> [The request]: Restate the entries word for word, omitting nothing.

> [Records for the task]:
------------------------

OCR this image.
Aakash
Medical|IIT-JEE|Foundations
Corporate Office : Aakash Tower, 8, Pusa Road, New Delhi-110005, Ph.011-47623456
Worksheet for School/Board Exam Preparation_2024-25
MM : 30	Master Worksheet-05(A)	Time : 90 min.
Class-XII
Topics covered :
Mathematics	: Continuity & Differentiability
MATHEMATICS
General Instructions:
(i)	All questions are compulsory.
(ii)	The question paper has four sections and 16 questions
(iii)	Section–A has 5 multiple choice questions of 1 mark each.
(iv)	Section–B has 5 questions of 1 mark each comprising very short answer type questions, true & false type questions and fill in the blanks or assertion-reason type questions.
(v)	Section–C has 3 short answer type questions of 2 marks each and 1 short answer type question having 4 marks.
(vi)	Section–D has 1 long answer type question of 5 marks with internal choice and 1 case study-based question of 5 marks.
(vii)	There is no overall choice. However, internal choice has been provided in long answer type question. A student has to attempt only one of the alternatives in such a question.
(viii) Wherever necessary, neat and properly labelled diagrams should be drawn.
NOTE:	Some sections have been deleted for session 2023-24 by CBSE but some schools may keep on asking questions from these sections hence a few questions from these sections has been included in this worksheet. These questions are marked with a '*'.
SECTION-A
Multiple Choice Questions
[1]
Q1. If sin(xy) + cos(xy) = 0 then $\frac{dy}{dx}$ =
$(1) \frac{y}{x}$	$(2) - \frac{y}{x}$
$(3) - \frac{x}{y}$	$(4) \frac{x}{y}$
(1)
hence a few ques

------------------------

> [Task solution]:
OCR this image.
Aakash
Medical|IIT-JEE|Foundations
Corporate Office : Aakash Tower, 8, Pusa Road, New Delhi-110005, Ph.011-47623456
Worksheet for School/Board Exam Preparation_2024-25
MM : 30	Master Worksheet-05(A)	Time : 90 min.
Class-XII
Topics covered :
Mathematics	: Continuity & Differentiability
MATHEMATICS
General Instructions:
(i)	All questions are compulsory.
(ii)	The question paper has four sections and 16 questions
(iii)	Section–A has 5 multiple choice questions of 1 mark each.
(iv)	Section–B has 5 questions of 1 mark each comprising very short answer type questions, true & false type questions and fill in the blanks or assertion-reason type questions.
(v)	Section–C has 3 short answer type questions of 2 marks each and 1 short answer type question having 4 marks.
(vi)	Section–D has 1 long answer type question of 5 marks with internal choice and 1 case study-based question of 5 marks.
(vii)	There is no overall choice. However, internal choice has been provided in long answer type question. A student has to attempt only one of the alternatives in such a question.
(viii) Wherever necessary, neat and properly labelled diagrams should be drawn.
NOTE:	Some sections have been deleted for session 2023-24 by CBSE but some schools may keep on asking questions from these sections hence a few questions from these sections has been included in this worksheet. These questions are marked with a '*'.
SECTION-A
Multiple Choice Questions
[1]
Q1. If sin(xy) + cos(xy) = 0 then $\frac{dy}{dx}$ =
$(1) \frac{y}{x}$	$(2) - \frac{y}{x}$
$(3) - \frac{x}{y}$	$(4) \frac{x}{y}$
(1)
hence a few ques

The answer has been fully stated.